Records from a data source:
----------

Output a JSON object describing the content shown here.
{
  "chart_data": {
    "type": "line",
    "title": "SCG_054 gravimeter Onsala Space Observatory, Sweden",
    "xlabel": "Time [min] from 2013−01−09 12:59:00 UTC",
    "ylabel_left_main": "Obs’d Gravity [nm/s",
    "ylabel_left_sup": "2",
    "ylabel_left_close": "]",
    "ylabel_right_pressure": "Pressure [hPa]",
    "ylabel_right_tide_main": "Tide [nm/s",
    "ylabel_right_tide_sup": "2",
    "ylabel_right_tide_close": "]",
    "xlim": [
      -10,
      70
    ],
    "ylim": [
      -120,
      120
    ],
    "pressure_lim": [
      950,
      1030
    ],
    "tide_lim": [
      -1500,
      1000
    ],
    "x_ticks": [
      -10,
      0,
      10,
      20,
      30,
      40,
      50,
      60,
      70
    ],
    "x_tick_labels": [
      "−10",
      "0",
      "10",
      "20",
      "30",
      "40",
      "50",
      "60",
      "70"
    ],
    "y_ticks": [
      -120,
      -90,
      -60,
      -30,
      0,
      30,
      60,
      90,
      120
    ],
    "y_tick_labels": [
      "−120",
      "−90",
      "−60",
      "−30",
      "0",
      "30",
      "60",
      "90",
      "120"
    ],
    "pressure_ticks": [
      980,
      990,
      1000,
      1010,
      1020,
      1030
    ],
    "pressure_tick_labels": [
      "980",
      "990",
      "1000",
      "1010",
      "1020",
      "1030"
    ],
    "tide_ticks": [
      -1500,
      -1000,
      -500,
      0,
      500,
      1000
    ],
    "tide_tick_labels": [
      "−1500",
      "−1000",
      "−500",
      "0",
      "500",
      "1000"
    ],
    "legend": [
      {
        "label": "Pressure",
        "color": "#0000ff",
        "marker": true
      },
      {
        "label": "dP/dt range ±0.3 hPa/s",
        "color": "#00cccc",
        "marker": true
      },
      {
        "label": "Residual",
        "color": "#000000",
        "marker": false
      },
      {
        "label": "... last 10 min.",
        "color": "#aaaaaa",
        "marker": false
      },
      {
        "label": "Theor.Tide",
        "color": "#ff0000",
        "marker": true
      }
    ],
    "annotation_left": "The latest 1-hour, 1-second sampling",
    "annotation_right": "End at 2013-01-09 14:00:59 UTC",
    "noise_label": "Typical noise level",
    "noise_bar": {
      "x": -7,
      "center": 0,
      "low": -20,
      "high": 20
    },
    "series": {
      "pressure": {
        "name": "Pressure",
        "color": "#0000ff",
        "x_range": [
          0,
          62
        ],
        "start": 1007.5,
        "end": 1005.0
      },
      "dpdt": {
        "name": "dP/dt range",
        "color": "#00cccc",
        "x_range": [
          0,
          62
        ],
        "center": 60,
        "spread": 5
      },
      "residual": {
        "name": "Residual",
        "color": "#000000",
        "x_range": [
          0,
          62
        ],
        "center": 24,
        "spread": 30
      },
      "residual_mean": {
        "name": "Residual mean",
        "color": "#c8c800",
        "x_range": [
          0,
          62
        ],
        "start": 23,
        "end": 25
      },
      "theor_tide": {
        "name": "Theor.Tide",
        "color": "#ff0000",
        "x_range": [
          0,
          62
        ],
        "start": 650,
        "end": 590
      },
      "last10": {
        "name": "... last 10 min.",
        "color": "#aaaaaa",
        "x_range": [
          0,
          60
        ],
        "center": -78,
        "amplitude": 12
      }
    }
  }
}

----------

▸ **What to do**: Print all the data exactly.

▸ **Written response**:
Output a JSON object describing the content shown here.
{
  "chart_data": {
    "type": "line",
    "title": "SCG_054 gravimeter Onsala Space Observatory, Sweden",
    "xlabel": "Time [min] from 2013−01−09 12:59:00 UTC",
    "ylabel_left_main": "Obs’d Gravity [nm/s",
    "ylabel_left_sup": "2",
    "ylabel_left_close": "]",
    "ylabel_right_pressure": "Pressure [hPa]",
    "ylabel_right_tide_main": "Tide [nm/s",
    "ylabel_right_tide_sup": "2",
    "ylabel_right_tide_close": "]",
    "xlim": [
      -10,
      70
    ],
    "ylim": [
      -120,
      120
    ],
    "pressure_lim": [
      950,
      1030
    ],
    "tide_lim": [
      -1500,
      1000
    ],
    "x_ticks": [
      -10,
      0,
      10,
      20,
      30,
      40,
      50,
      60,
      70
    ],
    "x_tick_labels": [
      "−10",
      "0",
      "10",
      "20",
      "30",
      "40",
      "50",
      "60",
      "70"
    ],
    "y_ticks": [
      -120,
      -90,
      -60,
      -30,
      0,
      30,
      60,
      90,
      120
    ],
    "y_tick_labels": [
      "−120",
      "−90",
      "−60",
      "−30",
      "0",
      "30",
      "60",
      "90",
      "120"
    ],
    "pressure_ticks": [
      980,
      990,
      1000,
      1010,
      1020,
      1030
    ],
    "pressure_tick_labels": [
      "980",
      "990",
      "1000",
      "1010",
      "1020",
      "1030"
    ],
    "tide_ticks": [
      -1500,
      -1000,
      -500,
      0,
      500,
      1000
    ],
    "tide_tick_labels": [
      "−1500",
      "−1000",
      "−500",
      "0",
      "500",
      "1000"
    ],
    "legend": [
      {
        "label": "Pressure",
        "color": "#0000ff",
        "marker": true
      },
      {
        "label": "dP/dt range ±0.3 hPa/s",
        "color": "#00cccc",
        "marker": true
      },
      {
        "label": "Residual",
        "color": "#000000",
        "marker": false
      },
      {
        "label": "... last 10 min.",
        "color": "#aaaaaa",
        "marker": false
      },
      {
        "label": "Theor.Tide",
        "color": "#ff0000",
        "marker": true
      }
    ],
    "annotation_left": "The latest 1-hour, 1-second sampling",
    "annotation_right": "End at 2013-01-09 14:00:59 UTC",
    "noise_label": "Typical noise level",
    "noise_bar": {
      "x": -7,
      "center": 0,
      "low": -20,
      "high": 20
    },
    "series": {
      "pressure": {
        "name": "Pressure",
        "color": "#0000ff",
        "x_range": [
          0,
          62
        ],
        "start": 1007.5,
        "end": 1005.0
      },
      "dpdt": {
        "name": "dP/dt range",
        "color": "#00cccc",
        "x_range": [
          0,
          62
        ],
        "center": 60,
        "spread": 5
      },
      "residual": {
        "name": "Residual",
        "color": "#000000",
        "x_range": [
          0,
          62
        ],
        "center": 24,
        "spread": 30
      },
      "residual_mean": {
        "name": "Residual mean",
        "color": "#c8c800",
        "x_range": [
          0,
          62
        ],
        "start": 23,
        "end": 25
      },
      "theor_tide": {
        "name": "Theor.Tide",
        "color": "#ff0000",
        "x_range": [
          0,
          62
        ],
        "start": 650,
        "end": 590
      },
      "last10": {
        "name": "... last 10 min.",
        "color": "#aaaaaa",
        "x_range": [
          0,
          60
        ],
        "center": -78,
        "amplitude": 12
      }
    }
  }
}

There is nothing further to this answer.